Passage to read:
******
They were our link to the old, great Liverpool – which they knew wasn’t that great, not if you were a docker working short hours or your lad was lost on the Titanic and the bosses wanted you to pay for his uniform – but still eulogised. They were radicalised, but not into firebrands, into the socialism of Bill Shankly, with:

everybody working for the same goal and everybody having a share in the rewards.

They grew up in a city of ocean liners and never closing your front door, not Harry Enfield stereotypes and ‘gizza job, mate’. The Eighties bewildered them then, as they probably still do.

They didn’t have much but they still raised you right. Looked on in bemusement at your pile of Christmas toys as they recalled their happiness at getting a tangerine in their stocking. Made sure you did well at school at the same time as understanding that there was more to be learnt than you could do at a desk, questioning everything. You knew that although they had left their schooldays before their teens they held more knowledge than you could acquire at university. They loved you without measure but encouraged you to go, feel the pull of the river, calling you to explore the rest of the world while never fully escaping these streets and the love they hold. So proud of you that they would die rather than say it, covering it up with a web of gentle teasing, nicknames and family in-jokes. Still, you never doubted it for a second. You were from the best place and the best people there could be.
******
Listed entries:

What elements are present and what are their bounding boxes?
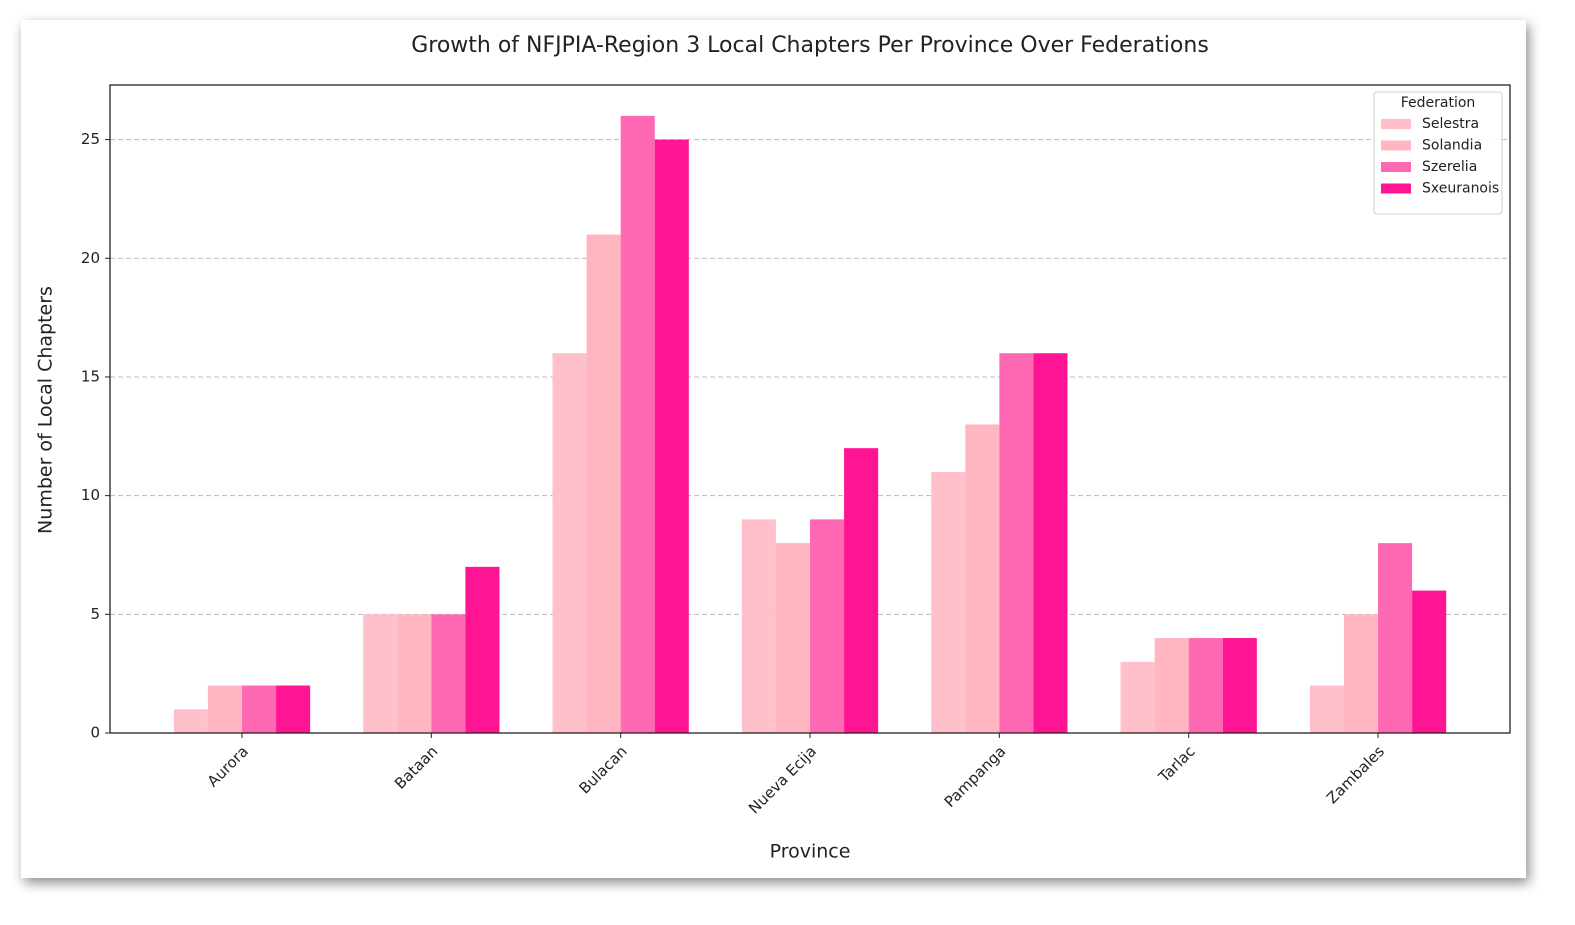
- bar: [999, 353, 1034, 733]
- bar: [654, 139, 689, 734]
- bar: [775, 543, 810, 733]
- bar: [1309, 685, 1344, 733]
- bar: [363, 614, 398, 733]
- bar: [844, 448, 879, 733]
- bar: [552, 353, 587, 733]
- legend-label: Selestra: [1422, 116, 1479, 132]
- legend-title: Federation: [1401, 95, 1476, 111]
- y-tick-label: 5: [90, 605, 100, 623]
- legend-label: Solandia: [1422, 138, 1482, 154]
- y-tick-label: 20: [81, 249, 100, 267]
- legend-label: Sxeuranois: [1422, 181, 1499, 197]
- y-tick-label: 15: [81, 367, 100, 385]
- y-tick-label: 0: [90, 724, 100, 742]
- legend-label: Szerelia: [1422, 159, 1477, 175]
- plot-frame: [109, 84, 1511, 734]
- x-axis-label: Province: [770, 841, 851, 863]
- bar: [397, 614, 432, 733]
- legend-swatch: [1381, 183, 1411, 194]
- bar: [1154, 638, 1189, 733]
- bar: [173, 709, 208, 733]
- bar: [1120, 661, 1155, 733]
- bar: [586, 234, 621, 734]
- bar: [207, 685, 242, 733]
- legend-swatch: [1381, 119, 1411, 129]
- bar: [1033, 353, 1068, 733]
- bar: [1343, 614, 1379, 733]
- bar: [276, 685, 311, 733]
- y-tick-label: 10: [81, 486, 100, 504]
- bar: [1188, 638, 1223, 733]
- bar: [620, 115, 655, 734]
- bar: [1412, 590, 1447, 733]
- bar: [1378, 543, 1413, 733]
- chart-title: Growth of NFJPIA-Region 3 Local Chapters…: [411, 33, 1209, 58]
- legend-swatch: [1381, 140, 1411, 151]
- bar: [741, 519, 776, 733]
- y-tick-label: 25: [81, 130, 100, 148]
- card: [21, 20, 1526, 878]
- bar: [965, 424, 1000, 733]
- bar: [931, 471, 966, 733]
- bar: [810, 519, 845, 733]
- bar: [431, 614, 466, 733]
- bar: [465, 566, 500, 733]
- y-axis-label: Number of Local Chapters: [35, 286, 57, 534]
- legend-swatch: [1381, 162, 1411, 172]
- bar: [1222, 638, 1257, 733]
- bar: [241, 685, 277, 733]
******
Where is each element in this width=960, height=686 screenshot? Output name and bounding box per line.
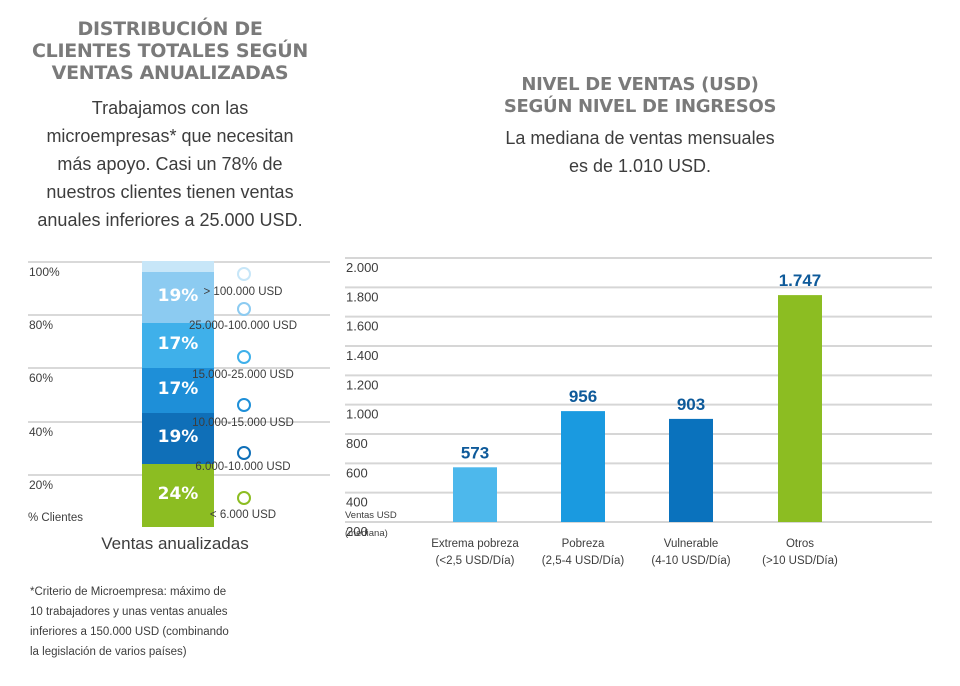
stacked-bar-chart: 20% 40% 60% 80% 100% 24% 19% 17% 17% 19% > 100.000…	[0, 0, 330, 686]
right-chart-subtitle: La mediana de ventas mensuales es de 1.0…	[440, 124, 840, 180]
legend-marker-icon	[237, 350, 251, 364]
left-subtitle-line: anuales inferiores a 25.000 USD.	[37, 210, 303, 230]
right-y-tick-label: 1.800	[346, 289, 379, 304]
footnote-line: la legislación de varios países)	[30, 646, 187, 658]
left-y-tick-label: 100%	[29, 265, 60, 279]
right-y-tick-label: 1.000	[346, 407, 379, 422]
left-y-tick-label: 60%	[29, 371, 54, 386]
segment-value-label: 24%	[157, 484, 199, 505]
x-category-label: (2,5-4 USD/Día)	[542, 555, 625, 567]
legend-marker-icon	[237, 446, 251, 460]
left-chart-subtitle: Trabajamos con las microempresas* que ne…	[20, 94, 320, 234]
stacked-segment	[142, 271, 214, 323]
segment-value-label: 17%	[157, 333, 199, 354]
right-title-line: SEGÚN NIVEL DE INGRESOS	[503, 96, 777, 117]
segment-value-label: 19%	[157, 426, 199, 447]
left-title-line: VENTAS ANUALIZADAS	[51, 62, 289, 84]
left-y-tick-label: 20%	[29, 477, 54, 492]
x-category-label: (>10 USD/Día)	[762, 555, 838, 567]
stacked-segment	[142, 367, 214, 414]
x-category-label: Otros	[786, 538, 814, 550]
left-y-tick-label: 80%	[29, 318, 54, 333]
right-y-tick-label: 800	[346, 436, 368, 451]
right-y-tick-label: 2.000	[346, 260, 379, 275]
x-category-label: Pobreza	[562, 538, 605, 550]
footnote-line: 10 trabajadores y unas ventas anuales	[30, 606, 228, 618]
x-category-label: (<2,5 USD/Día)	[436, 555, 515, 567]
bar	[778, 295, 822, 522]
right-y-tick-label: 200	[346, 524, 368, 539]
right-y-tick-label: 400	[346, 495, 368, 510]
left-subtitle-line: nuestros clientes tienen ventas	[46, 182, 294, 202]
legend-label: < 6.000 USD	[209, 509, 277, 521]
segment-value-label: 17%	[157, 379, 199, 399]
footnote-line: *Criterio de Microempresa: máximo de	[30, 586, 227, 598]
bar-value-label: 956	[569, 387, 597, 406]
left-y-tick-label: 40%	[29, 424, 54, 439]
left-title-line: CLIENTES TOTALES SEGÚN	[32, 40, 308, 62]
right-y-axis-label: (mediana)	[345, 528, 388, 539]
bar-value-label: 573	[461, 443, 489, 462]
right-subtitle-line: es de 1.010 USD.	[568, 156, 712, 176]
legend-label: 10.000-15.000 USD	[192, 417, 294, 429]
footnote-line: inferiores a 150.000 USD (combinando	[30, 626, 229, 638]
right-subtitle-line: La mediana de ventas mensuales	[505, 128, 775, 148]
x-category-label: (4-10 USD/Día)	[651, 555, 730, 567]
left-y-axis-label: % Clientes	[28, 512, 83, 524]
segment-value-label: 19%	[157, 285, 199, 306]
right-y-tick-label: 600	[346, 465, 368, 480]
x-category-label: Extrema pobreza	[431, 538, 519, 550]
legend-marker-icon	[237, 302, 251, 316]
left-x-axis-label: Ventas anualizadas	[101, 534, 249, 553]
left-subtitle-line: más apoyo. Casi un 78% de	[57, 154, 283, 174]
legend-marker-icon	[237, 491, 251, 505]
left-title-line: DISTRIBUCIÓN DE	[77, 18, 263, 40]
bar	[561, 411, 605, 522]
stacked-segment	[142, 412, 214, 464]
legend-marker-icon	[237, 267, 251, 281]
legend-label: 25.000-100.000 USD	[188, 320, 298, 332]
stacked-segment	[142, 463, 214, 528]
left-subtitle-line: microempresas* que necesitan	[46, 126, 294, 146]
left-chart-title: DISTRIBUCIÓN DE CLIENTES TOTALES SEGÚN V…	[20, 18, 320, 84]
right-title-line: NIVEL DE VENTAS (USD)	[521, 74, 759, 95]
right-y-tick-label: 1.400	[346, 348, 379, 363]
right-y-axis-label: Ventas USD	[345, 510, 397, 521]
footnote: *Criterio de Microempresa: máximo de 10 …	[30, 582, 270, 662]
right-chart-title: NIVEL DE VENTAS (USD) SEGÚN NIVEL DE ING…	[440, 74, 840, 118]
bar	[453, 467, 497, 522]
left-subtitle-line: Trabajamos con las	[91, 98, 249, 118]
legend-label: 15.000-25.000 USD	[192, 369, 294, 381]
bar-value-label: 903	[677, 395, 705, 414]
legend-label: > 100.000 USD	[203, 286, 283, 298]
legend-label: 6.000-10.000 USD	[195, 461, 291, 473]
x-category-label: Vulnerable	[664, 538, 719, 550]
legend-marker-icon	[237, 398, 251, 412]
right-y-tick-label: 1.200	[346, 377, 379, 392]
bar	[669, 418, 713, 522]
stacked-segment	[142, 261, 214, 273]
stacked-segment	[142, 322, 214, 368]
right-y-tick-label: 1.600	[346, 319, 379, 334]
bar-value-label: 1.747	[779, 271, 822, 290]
******
Short problem 1: Using the Liverpool passage, explain why the older generation knew the old Liverpool "wasn't that great" even though they still praised it.
Short problem 2: In the Liverpool passage, what did the older generation happily remember getting in their Christmas stocking?

Final answer 1: Life was hard for working people. A docker might work only short hours, and if a family's son was lost on the Titanic, the bosses wanted the family to pay for his uniform.

Final answer 2: A tangerine.